STATED EXERCISE> Find each line containing the string "BIRD". Copy it.

Rows from a dataset>
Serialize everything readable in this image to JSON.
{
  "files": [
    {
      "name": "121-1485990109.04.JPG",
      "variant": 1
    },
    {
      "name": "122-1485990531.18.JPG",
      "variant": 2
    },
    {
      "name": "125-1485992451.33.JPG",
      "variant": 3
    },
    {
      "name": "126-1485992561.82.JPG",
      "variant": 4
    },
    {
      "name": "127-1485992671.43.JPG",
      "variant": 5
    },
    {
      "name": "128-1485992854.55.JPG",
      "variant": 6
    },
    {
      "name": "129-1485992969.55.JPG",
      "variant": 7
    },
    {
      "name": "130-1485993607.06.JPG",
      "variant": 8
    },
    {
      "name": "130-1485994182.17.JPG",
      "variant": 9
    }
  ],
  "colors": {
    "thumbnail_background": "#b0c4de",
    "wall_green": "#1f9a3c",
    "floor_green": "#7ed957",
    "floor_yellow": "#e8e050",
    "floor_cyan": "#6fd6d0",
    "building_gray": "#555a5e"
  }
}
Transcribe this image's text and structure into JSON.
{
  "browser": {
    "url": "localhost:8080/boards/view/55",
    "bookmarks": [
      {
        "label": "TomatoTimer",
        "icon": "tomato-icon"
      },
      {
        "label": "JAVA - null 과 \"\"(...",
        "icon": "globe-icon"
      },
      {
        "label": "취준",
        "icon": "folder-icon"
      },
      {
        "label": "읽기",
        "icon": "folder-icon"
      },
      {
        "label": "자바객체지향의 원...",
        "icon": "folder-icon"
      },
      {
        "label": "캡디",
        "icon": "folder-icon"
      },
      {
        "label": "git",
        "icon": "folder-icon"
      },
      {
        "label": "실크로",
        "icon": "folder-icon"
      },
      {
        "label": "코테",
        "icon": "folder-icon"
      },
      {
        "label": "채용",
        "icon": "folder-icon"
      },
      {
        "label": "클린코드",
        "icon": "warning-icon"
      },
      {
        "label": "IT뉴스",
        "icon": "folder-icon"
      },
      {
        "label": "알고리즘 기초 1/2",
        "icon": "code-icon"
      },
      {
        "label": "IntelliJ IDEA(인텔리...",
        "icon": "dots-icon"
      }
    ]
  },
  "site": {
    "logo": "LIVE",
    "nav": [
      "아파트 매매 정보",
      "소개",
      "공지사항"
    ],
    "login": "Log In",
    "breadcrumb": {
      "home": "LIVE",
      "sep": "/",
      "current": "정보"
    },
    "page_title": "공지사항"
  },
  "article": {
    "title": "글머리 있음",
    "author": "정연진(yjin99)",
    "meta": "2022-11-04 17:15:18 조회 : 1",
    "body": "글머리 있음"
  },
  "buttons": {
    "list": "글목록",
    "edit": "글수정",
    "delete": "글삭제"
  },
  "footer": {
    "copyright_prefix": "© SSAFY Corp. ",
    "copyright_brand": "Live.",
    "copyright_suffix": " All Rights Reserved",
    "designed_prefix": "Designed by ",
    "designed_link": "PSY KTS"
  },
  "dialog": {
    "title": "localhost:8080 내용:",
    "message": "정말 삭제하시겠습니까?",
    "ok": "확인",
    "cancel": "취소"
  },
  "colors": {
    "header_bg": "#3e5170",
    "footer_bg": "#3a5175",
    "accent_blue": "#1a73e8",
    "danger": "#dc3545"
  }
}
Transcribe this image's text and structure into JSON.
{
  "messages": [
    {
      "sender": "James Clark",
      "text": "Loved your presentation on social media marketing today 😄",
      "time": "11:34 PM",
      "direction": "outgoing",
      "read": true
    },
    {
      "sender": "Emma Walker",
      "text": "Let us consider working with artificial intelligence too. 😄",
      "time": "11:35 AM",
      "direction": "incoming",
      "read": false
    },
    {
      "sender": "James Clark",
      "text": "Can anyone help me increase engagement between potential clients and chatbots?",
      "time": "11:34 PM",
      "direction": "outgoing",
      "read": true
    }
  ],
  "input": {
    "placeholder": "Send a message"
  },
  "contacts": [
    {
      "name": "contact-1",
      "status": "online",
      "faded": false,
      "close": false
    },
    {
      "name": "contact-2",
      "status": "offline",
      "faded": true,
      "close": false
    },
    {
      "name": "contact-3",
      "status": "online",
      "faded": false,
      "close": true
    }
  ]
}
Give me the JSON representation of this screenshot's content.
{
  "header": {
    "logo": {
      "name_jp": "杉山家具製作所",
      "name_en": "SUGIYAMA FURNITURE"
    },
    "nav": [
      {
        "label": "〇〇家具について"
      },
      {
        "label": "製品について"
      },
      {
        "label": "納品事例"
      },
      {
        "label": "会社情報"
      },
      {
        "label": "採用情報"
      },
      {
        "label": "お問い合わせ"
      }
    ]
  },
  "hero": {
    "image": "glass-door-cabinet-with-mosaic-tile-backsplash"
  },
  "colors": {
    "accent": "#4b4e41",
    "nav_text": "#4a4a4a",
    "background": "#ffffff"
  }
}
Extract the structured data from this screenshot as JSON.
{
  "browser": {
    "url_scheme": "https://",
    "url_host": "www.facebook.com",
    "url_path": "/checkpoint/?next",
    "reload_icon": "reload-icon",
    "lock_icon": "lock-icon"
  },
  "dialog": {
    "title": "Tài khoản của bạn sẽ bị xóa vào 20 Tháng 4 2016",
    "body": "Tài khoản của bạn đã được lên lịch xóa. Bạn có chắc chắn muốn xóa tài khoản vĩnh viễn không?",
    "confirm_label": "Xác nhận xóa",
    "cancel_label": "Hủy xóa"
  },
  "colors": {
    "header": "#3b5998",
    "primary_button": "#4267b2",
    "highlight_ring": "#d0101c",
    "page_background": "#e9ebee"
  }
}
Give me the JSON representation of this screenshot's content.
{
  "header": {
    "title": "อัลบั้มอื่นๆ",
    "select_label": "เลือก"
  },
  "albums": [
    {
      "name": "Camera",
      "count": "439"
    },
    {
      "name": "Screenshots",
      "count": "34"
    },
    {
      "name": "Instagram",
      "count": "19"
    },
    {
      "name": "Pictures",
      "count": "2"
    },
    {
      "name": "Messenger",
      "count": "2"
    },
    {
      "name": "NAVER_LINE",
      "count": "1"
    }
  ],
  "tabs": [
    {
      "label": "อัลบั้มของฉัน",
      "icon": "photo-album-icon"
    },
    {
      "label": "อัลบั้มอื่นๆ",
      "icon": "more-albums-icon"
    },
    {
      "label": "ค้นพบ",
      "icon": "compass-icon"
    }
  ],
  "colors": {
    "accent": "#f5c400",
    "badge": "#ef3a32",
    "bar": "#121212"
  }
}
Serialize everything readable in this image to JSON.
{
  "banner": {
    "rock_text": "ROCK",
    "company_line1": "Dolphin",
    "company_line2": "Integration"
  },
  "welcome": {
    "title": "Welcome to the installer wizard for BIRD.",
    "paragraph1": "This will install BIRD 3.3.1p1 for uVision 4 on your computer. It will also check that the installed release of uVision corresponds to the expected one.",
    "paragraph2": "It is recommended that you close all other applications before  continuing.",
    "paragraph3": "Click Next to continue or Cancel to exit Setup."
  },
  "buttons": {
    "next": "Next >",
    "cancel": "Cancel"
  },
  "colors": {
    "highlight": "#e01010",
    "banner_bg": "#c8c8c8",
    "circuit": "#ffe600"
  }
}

COMPLETED TASK>
    "title": "Welcome to the installer wizard for BIRD.",
    "paragraph1": "This will install BIRD 3.3.1p1 for uVision 4 on your computer. It will also check that the installed release of uVision corresponds to the expected one.",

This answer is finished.